* _WORK INSTRUCTIONS_:
Search the material for the word "GOES" and copy each line that holds it.

## START DATA FOR THIS EXERCISE

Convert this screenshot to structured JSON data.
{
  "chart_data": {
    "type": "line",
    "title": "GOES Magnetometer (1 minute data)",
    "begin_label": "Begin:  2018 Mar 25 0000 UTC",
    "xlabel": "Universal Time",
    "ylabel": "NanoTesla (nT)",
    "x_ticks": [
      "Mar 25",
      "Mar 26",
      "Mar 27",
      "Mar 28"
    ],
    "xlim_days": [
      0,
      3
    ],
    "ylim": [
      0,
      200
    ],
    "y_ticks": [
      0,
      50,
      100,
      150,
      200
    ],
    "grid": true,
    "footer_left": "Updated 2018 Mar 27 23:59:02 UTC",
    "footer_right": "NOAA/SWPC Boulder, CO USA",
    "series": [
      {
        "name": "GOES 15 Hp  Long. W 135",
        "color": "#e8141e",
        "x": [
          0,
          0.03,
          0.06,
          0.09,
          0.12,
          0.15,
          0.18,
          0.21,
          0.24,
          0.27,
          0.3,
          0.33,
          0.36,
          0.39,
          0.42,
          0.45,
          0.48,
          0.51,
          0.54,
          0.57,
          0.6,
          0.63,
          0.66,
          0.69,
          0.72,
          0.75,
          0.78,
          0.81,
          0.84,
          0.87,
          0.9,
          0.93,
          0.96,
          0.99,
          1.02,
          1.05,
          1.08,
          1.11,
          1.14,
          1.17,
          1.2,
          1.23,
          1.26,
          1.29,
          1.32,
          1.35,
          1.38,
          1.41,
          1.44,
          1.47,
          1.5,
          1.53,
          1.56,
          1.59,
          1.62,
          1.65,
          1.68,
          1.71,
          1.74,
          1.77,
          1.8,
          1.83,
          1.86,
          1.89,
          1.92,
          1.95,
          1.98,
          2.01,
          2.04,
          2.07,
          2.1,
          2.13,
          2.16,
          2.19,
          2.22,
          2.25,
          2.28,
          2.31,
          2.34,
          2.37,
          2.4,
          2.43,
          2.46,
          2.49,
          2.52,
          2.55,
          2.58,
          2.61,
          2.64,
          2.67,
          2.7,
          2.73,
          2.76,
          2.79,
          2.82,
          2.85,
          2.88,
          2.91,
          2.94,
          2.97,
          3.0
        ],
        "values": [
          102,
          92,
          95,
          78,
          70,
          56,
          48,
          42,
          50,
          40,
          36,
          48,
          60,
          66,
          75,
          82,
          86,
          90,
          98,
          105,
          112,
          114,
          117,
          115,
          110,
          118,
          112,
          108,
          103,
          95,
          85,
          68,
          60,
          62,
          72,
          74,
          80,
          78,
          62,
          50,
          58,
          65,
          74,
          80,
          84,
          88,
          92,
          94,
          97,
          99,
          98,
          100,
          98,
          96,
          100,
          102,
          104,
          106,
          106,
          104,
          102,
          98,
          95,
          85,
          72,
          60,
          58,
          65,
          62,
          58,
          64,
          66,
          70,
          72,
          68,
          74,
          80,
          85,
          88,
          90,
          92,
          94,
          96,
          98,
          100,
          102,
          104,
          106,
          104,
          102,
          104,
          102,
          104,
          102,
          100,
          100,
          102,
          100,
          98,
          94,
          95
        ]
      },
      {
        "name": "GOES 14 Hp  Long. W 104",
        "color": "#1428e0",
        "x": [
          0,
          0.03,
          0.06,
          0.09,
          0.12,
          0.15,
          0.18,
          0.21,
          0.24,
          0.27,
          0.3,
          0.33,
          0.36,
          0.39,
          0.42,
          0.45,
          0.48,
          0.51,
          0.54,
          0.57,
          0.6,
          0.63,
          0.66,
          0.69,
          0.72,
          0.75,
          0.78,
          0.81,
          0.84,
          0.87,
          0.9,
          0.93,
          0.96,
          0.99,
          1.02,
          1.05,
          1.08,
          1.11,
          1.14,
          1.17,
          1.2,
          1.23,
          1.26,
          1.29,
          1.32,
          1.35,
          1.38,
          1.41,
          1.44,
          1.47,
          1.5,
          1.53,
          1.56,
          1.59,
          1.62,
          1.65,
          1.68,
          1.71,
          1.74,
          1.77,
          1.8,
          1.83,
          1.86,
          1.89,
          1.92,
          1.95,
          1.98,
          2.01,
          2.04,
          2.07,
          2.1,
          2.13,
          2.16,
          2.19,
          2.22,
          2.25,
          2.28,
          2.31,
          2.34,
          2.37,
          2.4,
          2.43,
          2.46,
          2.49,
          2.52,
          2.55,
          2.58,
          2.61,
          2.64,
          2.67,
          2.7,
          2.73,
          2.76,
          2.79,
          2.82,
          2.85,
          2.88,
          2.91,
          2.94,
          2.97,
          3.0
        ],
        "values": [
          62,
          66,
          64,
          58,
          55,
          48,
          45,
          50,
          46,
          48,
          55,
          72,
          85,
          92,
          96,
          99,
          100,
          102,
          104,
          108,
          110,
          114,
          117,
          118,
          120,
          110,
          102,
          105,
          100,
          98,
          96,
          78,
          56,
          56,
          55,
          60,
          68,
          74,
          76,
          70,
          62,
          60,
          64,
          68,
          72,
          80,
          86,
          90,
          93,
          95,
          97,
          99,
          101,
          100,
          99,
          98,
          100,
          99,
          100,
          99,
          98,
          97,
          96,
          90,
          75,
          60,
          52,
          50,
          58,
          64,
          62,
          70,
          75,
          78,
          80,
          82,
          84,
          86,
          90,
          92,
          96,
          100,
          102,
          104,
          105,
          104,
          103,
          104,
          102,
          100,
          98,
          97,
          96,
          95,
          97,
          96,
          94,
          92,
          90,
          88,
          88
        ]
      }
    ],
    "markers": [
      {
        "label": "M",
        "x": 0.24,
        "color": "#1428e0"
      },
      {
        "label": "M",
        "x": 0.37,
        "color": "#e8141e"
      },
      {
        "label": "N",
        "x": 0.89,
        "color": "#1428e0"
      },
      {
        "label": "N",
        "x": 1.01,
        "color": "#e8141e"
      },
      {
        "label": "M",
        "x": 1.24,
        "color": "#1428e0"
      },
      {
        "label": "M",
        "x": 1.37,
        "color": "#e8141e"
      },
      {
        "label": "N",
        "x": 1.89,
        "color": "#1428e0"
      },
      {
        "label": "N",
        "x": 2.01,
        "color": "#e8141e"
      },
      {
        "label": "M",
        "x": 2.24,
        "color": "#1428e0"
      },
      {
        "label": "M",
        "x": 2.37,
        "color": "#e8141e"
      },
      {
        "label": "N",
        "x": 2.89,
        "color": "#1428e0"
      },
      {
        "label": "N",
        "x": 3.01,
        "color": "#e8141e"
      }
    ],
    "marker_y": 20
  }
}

## END DATA FOR THIS EXERCISE

* _SOLUTION_:
    "title": "GOES Magnetometer (1 minute data)",
        "name": "GOES 15 Hp  Long. W 135",
        "name": "GOES 14 Hp  Long. W 104",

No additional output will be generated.